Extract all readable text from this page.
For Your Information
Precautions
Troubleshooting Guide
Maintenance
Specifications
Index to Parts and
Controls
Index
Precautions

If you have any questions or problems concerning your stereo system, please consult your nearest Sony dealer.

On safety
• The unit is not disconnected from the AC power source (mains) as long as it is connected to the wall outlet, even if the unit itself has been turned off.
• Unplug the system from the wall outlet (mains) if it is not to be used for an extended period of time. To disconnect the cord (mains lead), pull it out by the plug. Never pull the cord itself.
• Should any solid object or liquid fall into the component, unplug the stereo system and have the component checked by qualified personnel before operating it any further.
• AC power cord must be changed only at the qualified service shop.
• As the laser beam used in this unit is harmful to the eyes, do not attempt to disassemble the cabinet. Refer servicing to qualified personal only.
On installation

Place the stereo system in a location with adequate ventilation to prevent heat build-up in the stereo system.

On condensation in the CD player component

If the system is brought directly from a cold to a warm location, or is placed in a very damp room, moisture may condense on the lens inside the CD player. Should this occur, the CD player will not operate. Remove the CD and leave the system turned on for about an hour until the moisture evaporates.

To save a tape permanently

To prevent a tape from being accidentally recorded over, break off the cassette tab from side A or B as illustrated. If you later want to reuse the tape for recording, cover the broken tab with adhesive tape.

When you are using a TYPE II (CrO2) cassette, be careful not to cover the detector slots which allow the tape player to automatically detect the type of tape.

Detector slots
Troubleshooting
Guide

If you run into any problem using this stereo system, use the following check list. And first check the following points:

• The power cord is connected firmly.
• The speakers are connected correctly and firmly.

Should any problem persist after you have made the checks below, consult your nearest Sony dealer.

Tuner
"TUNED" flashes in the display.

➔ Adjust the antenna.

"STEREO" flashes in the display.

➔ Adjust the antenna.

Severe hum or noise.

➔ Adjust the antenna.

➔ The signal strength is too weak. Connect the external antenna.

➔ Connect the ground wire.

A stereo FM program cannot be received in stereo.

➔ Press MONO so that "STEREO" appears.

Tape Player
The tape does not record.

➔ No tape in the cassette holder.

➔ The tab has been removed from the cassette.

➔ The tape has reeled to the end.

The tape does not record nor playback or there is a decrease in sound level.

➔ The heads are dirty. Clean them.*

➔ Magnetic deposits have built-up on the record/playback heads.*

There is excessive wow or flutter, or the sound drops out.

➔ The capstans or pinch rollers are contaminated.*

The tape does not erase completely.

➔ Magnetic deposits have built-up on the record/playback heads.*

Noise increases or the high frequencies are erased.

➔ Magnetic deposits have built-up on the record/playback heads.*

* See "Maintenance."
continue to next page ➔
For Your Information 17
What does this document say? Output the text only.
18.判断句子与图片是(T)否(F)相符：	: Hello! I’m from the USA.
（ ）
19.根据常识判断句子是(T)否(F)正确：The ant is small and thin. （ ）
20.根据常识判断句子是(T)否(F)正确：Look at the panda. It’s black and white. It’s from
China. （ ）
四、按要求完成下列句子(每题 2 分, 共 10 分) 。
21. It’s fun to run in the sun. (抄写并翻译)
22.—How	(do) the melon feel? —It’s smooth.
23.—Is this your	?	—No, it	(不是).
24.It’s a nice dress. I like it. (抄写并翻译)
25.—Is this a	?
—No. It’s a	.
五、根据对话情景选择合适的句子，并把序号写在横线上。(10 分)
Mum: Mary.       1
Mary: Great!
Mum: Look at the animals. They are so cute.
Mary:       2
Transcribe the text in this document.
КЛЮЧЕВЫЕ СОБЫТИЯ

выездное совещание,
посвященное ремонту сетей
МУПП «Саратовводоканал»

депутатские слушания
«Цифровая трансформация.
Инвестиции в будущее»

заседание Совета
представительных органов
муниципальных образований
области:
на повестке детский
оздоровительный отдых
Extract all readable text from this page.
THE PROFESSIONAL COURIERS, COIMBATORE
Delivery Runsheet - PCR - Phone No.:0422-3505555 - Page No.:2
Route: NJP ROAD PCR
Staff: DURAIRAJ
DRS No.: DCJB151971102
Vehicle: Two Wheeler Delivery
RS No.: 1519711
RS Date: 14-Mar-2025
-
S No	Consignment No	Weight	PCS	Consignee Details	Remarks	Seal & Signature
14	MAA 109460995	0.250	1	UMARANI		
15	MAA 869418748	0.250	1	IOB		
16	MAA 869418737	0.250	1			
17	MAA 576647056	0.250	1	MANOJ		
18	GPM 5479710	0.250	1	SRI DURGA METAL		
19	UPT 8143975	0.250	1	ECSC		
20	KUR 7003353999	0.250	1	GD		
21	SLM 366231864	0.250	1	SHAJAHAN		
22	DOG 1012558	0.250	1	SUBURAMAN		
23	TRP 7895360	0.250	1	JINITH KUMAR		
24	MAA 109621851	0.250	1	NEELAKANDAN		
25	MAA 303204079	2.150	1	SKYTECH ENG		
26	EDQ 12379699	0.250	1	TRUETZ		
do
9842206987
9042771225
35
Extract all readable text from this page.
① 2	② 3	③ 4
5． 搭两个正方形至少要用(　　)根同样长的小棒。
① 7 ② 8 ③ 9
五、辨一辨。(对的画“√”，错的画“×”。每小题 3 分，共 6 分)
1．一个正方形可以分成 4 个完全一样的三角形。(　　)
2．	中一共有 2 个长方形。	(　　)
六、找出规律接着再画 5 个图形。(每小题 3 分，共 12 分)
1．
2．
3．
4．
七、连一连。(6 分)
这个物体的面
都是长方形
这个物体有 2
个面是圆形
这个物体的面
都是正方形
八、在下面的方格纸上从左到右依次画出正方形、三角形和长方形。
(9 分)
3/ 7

——————

Exercise goal: In the listing above, find each line with the word "Look" and copy it.

Full response:
20.根据常识判断句子是(T)否(F)正确：Look at the panda. It’s black and white. It’s from
Mum: Look at the animals. They are so cute.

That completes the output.